(RECORDS FOR THIS EXERCISE):
□ □ □

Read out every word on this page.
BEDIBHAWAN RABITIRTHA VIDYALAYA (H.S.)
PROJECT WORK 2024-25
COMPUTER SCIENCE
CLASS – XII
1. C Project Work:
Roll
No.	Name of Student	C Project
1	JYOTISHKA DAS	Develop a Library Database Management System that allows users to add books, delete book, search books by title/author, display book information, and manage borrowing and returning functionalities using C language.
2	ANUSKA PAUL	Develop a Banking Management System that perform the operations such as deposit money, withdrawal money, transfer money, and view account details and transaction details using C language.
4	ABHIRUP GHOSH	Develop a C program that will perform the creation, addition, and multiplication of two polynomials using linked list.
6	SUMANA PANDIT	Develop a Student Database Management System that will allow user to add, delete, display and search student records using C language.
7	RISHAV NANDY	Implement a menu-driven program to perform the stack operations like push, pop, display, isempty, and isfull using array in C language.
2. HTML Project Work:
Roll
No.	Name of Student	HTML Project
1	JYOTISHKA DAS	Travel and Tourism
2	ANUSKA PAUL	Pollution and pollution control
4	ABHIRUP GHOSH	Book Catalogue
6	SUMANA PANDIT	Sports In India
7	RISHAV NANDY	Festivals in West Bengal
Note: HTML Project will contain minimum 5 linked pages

□ □ □

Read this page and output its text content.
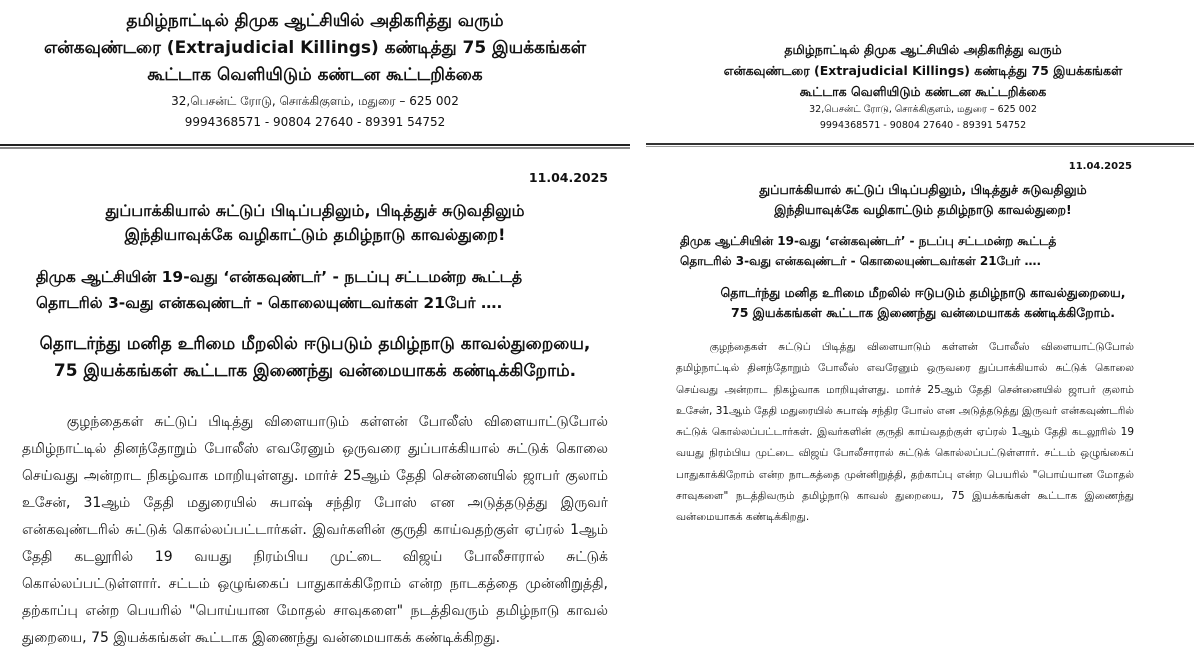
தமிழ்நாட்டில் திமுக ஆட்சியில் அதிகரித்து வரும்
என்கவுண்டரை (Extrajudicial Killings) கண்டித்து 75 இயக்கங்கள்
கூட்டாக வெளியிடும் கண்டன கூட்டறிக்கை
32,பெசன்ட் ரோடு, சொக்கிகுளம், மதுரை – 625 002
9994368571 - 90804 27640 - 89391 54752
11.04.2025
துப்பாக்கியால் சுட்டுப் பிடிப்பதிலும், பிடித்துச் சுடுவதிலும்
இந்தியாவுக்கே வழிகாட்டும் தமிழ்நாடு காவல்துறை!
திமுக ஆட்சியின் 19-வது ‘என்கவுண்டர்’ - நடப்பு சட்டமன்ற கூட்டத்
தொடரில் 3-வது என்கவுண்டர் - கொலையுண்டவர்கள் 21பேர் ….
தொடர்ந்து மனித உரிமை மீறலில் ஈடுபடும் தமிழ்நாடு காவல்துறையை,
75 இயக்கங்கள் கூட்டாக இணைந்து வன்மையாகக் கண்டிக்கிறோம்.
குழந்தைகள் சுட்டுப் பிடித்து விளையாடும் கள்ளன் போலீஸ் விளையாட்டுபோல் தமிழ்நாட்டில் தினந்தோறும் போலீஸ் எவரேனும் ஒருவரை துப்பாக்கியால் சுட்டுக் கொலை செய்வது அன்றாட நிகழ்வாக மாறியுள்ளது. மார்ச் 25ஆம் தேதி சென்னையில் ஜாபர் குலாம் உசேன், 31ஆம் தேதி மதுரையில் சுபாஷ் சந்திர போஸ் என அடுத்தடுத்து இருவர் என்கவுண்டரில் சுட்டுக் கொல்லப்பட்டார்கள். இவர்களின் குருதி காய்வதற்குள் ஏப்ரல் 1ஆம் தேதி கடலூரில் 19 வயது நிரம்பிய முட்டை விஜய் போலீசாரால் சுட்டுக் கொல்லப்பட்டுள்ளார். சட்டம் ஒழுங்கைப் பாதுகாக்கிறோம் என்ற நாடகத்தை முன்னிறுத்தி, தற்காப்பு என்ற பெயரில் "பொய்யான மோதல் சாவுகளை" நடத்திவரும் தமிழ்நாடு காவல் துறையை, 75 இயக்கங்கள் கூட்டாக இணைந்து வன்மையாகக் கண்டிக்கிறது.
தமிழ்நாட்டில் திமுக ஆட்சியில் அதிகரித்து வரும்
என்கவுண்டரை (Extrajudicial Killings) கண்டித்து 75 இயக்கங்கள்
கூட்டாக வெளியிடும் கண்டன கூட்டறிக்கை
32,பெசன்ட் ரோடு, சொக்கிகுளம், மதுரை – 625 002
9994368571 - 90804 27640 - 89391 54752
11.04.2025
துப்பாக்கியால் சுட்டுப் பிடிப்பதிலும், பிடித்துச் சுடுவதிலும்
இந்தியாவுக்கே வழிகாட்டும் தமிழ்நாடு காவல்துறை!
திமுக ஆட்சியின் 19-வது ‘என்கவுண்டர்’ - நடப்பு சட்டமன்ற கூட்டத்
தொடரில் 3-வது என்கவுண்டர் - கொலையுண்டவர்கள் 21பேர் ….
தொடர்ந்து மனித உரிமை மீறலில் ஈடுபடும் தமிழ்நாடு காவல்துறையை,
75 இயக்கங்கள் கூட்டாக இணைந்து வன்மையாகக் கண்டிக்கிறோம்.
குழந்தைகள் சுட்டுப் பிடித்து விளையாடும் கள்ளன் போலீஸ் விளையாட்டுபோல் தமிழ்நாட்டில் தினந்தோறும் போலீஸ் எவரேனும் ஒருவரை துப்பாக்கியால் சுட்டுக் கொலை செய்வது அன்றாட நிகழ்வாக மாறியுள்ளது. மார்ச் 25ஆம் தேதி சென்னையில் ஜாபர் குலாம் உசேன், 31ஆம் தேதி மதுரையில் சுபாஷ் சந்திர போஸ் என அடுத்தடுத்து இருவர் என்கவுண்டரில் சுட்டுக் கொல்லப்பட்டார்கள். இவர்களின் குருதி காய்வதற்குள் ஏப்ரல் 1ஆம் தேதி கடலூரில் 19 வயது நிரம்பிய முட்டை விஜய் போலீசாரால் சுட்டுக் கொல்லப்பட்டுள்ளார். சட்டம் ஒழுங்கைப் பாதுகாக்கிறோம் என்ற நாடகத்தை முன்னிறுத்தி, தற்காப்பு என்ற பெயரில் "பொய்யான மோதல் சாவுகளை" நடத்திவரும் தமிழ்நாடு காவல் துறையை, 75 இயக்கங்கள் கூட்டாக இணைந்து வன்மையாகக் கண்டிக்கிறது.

□ □ □

(PROBLEM STATEMENT):
Return every line above that contains the word "ANUSKA".

(CORRECT OUTPUT):
2	ANUSKA PAUL	Develop a Banking Management System that perform the operations such as deposit money, withdrawal money, transfer money, and view account details and transaction details using C language.
2	ANUSKA PAUL	Pollution and pollution control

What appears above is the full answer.